- GOAL:
Copy all the material that follows, keeping every character the same.

- ENTRIES:
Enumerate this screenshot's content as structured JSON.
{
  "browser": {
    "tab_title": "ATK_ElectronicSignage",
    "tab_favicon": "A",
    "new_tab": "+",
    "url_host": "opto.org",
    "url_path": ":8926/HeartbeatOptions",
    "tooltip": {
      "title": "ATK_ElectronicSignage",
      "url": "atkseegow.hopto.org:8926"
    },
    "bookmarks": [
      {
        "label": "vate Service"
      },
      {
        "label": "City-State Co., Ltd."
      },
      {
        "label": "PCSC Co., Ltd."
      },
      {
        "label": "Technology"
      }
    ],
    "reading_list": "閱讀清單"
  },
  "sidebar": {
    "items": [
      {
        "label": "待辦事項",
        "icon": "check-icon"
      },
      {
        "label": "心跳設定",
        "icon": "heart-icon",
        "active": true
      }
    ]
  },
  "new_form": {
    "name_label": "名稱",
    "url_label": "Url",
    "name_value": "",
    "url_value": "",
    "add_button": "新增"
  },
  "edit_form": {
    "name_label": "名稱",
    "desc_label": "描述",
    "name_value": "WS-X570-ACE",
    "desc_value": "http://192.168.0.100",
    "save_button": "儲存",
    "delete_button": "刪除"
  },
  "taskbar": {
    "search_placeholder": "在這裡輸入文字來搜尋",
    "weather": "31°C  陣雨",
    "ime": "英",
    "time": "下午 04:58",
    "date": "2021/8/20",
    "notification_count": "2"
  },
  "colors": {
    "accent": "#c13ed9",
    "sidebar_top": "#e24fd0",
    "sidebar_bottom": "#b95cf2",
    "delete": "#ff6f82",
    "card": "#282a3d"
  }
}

- RESULT OF THE TASK:
Enumerate this screenshot's content as structured JSON.
{
  "browser": {
    "tab_title": "ATK_ElectronicSignage",
    "tab_favicon": "A",
    "new_tab": "+",
    "url_host": "opto.org",
    "url_path": ":8926/HeartbeatOptions",
    "tooltip": {
      "title": "ATK_ElectronicSignage",
      "url": "atkseegow.hopto.org:8926"
    },
    "bookmarks": [
      {
        "label": "vate Service"
      },
      {
        "label": "City-State Co., Ltd."
      },
      {
        "label": "PCSC Co., Ltd."
      },
      {
        "label": "Technology"
      }
    ],
    "reading_list": "閱讀清單"
  },
  "sidebar": {
    "items": [
      {
        "label": "待辦事項",
        "icon": "check-icon"
      },
      {
        "label": "心跳設定",
        "icon": "heart-icon",
        "active": true
      }
    ]
  },
  "new_form": {
    "name_label": "名稱",
    "url_label": "Url",
    "name_value": "",
    "url_value": "",
    "add_button": "新增"
  },
  "edit_form": {
    "name_label": "名稱",
    "desc_label": "描述",
    "name_value": "WS-X570-ACE",
    "desc_value": "http://192.168.0.100",
    "save_button": "儲存",
    "delete_button": "刪除"
  },
  "taskbar": {
    "search_placeholder": "在這裡輸入文字來搜尋",
    "weather": "31°C  陣雨",
    "ime": "英",
    "time": "下午 04:58",
    "date": "2021/8/20",
    "notification_count": "2"
  },
  "colors": {
    "accent": "#c13ed9",
    "sidebar_top": "#e24fd0",
    "sidebar_bottom": "#b95cf2",
    "delete": "#ff6f82",
    "card": "#282a3d"
  }
}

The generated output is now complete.